Reproduce only the lines from the line containing "Give me the" to the end of the entries below, including both of those lines.

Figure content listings
************

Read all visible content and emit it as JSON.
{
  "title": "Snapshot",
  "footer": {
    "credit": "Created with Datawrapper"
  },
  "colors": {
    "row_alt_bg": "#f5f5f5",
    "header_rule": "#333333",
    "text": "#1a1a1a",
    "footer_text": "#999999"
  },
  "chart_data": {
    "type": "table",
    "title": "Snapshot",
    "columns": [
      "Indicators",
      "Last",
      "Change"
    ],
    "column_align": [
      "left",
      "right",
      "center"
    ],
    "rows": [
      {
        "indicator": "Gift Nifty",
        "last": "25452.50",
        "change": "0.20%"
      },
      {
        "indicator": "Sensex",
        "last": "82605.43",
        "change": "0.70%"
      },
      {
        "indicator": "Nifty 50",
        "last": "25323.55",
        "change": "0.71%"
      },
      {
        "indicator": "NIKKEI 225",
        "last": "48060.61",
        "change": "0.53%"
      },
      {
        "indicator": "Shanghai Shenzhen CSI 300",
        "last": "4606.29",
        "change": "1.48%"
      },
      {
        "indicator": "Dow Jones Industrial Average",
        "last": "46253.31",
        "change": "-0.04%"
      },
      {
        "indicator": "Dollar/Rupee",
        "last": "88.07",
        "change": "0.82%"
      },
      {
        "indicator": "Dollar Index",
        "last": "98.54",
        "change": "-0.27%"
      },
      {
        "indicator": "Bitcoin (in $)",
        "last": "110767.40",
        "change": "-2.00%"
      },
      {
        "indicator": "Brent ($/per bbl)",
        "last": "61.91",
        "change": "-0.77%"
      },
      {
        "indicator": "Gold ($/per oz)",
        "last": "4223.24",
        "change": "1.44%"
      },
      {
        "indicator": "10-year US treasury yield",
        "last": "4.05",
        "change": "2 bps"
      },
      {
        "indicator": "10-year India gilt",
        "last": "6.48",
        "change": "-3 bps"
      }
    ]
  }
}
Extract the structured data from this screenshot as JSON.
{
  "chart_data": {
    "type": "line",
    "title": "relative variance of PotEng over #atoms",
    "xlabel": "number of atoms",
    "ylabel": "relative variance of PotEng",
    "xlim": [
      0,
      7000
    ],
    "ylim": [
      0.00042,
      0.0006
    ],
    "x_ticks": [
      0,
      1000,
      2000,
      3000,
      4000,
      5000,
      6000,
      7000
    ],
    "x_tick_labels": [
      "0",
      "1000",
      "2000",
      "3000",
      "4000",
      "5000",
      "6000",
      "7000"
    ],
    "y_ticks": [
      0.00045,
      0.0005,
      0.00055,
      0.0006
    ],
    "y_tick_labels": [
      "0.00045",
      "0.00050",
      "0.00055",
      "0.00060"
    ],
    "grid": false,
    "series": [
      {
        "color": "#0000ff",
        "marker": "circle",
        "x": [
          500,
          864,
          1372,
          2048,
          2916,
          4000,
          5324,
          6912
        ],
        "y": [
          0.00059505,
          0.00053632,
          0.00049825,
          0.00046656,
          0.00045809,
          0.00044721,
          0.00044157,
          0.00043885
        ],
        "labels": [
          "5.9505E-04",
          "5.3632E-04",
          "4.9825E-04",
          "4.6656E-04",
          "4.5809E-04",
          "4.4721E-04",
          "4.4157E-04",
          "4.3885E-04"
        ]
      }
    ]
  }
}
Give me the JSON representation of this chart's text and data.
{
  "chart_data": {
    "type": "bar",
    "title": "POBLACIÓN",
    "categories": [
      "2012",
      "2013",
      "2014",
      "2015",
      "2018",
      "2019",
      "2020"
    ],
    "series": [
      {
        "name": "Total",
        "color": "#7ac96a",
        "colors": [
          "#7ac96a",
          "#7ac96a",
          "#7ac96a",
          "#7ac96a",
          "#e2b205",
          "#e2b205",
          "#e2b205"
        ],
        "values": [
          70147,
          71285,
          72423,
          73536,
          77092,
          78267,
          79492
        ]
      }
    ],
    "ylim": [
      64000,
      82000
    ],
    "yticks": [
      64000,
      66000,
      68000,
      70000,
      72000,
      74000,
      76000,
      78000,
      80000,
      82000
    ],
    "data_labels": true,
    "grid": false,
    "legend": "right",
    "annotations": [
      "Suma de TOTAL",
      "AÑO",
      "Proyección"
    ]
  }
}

************

• _Output of the exercise_
Give me the JSON representation of this chart's text and data.
{
  "chart_data": {
    "type": "bar",
    "title": "POBLACIÓN",
    "categories": [
      "2012",
      "2013",
      "2014",
      "2015",
      "2018",
      "2019",
      "2020"
    ],
    "series": [
      {
        "name": "Total",
        "color": "#7ac96a",
        "colors": [
          "#7ac96a",
          "#7ac96a",
          "#7ac96a",
          "#7ac96a",
          "#e2b205",
          "#e2b205",
          "#e2b205"
        ],
        "values": [
          70147,
          71285,
          72423,
          73536,
          77092,
          78267,
          79492
        ]
      }
    ],
    "ylim": [
      64000,
      82000
    ],
    "yticks": [
      64000,
      66000,
      68000,
      70000,
      72000,
      74000,
      76000,
      78000,
      80000,
      82000
    ],
    "data_labels": true,
    "grid": false,
    "legend": "right",
    "annotations": [
      "Suma de TOTAL",
      "AÑO",
      "Proyección"
    ]
  }
}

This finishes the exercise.